**Reading passage**:
=== Begin Enclosure ===

After a dramatic three-and-half hour hearing resembling a courtroom battle on Tuesday, the Board of Supervisors unanimously voted to block a housing development that threatened to overshadow the only multi-use park in SoMa.
The vote marks a significant breakthrough for community advocates who fought the project to protect Victoria Manalo Draves Park, a two-acre open space heavily used by SoMa neighbors. More than 100 people — many being SoMa youth who rely on the park — spoke against the development-induced shadow for up to two hours. Many reiterated that VMD Park functions as the neighborhood’s backyard, as most residents are crowded into studio apartments or SROs.
“This is a big win for the community,” said Angelica Cabande, director of the South of Market Community Action Network, after the hearing. “It shows that our voices were not just tokenized.”
VMD Park, named after the first Filipina-American to compete in the Olympics, is one of two parks in the skyscraper-clad SoMa. It’s used during most hours of the day as an extension of Bessie Carmichael Elementary School next door, after-school programs for local youth with no yards to call their own, and refuge for the rest who frequent the neighborhood.
But a development threatened to cast a shadow for an average of 72 minutes for eight months of the year, covering more than 18 percent of the park on the longest day of the year. In turn, a seven-story building with 63 units — 15 being affordable — would sit at Folsom and Russ streets, across from the park’s entrance.
In a last-ditch appeal on Tuesday, the Board of Supervisors unanimously sided with the community advocates to disapprove the Planning Commission’s approval in November. (Supervisor Ahsha Safaí recused himself, citing a conflict of interest.)
“VMD is their backyard,” said Carla Laurel, of the West Bay Multi-Service Center, of the dozens of SoMa youth who testified. “If this was another neighborhood we wouldn’t even be having this conversation. Developers should not be setting the standards of equity.”

=== End Enclosure ===

(Data items)

=== Begin Enclosure ===

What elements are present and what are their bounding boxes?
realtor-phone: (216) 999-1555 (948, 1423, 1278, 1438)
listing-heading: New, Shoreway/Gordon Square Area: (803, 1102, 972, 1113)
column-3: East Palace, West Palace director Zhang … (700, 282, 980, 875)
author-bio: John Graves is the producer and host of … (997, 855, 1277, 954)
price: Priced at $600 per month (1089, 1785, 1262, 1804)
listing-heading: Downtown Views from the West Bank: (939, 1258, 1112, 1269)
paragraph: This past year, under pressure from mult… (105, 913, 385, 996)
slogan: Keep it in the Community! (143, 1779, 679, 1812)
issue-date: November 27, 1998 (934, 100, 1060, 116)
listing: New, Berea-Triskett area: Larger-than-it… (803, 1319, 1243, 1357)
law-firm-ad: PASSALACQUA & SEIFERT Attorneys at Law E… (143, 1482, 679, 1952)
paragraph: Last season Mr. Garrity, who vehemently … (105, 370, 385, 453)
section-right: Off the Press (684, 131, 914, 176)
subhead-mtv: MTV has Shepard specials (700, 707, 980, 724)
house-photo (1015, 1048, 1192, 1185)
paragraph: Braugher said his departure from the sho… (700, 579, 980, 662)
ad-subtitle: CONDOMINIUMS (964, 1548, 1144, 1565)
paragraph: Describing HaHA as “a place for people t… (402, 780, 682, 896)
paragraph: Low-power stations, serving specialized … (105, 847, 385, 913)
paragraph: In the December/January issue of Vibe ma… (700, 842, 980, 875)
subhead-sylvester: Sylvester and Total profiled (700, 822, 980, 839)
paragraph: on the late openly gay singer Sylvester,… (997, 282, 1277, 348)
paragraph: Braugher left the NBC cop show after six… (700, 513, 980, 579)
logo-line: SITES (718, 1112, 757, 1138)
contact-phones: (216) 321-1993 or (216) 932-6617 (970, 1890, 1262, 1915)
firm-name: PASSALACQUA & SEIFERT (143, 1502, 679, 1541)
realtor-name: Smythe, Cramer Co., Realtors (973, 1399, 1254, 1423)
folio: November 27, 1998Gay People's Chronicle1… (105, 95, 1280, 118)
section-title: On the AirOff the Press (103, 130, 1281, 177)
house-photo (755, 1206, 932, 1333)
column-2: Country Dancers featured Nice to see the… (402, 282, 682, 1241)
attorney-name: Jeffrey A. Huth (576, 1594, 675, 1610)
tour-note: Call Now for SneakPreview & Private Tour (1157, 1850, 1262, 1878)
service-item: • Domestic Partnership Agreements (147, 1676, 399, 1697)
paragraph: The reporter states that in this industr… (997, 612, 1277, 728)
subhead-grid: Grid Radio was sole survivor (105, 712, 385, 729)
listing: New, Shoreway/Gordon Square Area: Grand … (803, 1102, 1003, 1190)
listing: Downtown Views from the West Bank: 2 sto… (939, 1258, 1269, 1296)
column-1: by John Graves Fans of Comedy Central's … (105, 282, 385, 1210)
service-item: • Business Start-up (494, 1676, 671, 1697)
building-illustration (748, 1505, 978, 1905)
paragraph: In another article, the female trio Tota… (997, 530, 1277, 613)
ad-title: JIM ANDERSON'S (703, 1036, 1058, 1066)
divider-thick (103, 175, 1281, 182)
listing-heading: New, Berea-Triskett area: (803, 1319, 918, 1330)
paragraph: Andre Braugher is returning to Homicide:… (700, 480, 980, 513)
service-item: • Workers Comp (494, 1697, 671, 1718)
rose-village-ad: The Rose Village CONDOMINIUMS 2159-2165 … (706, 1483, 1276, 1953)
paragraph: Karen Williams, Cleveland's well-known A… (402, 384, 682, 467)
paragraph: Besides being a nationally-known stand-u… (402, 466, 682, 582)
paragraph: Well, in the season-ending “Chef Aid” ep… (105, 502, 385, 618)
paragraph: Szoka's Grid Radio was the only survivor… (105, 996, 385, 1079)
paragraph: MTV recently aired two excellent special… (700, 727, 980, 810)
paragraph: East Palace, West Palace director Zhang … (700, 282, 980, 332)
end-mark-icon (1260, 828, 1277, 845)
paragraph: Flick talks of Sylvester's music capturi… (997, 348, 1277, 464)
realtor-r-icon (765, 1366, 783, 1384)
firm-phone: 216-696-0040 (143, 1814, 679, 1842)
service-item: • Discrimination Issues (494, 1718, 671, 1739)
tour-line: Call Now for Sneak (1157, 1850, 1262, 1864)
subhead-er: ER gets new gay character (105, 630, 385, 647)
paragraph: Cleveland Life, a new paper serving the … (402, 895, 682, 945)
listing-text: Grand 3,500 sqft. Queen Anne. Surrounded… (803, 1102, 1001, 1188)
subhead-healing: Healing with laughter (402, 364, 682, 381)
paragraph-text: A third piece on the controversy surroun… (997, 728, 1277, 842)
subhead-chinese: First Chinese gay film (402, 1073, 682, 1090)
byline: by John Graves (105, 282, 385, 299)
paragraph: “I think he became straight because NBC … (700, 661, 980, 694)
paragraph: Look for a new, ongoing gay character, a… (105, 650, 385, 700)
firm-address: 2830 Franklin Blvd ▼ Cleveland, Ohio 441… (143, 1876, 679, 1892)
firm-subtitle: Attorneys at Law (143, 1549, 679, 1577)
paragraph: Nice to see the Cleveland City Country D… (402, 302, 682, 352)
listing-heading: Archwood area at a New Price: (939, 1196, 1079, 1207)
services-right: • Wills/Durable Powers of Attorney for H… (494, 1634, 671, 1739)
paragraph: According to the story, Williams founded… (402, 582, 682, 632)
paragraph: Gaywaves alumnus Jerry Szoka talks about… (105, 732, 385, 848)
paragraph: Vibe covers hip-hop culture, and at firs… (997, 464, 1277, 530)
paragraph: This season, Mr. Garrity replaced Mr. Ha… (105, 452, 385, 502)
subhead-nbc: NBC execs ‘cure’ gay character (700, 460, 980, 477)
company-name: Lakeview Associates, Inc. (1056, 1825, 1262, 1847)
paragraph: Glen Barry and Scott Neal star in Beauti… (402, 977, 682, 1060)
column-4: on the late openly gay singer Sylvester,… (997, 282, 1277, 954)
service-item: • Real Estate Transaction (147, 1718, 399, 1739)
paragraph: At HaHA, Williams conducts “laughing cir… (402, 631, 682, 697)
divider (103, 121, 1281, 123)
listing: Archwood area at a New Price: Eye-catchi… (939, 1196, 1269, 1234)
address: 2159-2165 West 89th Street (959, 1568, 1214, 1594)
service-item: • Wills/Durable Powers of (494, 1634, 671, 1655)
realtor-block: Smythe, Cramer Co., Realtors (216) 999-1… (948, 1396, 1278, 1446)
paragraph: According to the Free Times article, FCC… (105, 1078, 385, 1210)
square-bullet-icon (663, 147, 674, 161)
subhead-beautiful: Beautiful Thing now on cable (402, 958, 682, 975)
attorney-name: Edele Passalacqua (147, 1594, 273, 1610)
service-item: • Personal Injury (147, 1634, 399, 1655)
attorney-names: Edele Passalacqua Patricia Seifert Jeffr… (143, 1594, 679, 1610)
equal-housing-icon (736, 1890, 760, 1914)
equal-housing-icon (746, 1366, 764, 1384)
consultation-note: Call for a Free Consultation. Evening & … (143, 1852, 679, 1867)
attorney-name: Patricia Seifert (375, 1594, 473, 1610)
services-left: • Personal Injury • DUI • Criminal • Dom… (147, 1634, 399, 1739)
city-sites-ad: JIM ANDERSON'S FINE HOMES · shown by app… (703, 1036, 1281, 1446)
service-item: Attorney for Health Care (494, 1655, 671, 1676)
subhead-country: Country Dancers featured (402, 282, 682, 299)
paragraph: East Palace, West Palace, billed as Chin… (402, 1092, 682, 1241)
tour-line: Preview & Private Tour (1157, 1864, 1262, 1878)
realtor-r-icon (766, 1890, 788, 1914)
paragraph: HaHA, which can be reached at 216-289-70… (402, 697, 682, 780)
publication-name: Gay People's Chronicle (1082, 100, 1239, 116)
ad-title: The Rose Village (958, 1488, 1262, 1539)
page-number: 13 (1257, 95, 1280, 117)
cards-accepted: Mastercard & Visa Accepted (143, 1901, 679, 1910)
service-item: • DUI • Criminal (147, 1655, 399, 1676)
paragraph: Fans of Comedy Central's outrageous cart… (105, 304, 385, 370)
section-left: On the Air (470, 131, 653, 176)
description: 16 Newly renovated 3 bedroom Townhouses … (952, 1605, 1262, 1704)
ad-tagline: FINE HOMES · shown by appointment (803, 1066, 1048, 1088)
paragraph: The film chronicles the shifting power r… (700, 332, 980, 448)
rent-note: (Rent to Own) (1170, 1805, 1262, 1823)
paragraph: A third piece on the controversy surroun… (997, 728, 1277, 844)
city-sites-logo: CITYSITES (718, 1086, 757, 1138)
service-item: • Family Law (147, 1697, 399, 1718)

=== End Enclosure ===

**What to work on**:
A – Answer these questions using the article about Victoria Manalo Draves Park:
(i) How long did Tuesday's hearing last?
(ii) How many units would the proposed building have, and how many of them would be affordable?
(iii) Which supervisor recused himself from the vote?
B – Write a continuation of the article about Victoria Manalo Draves Park, starting right after its last sentence.
The lines are not needed for this work.

**Responses by task**:
A –
(i) Three and a half hours.
(ii) 63 units, 15 of them affordable.
(iii) Supervisor Ahsha Safaí.

B –
It was a stark difference from the roughly dozen — all three of whom were men in suits — who spoke in support of the project who called the housing desperately needed.
“This developer has shown an exemplary sensitivity in dealing with the needs of existing affordable housing tenants,” said Steven Booth, an attorney with the Tenderloin Housing Clinic. “We all agree that this city needs more housing.”
The Planning Department stood by their earlier assessment of the housing development having no significant impact. But many pointed out that a smaller version of the project was declared to have a significant impact by the Recreation and Parks Commission. Under the 1984 voter-approved Sunlight Ordinance, Rec and Park must review projects that may cast shadows on parks.
Tuesday’s vote sends the project back to the drawing board. Both developer Paul Iantorno of Golden Properties LLC and his attorney declined to comment about the decision or future plans.
“This isn’t a meaningless shadow in someone’s backyard,” said Supervisor Matt Haney, who represents the area. “The Filipino community showed up in droves. Ignoring their voices would be a tremendous mistake.”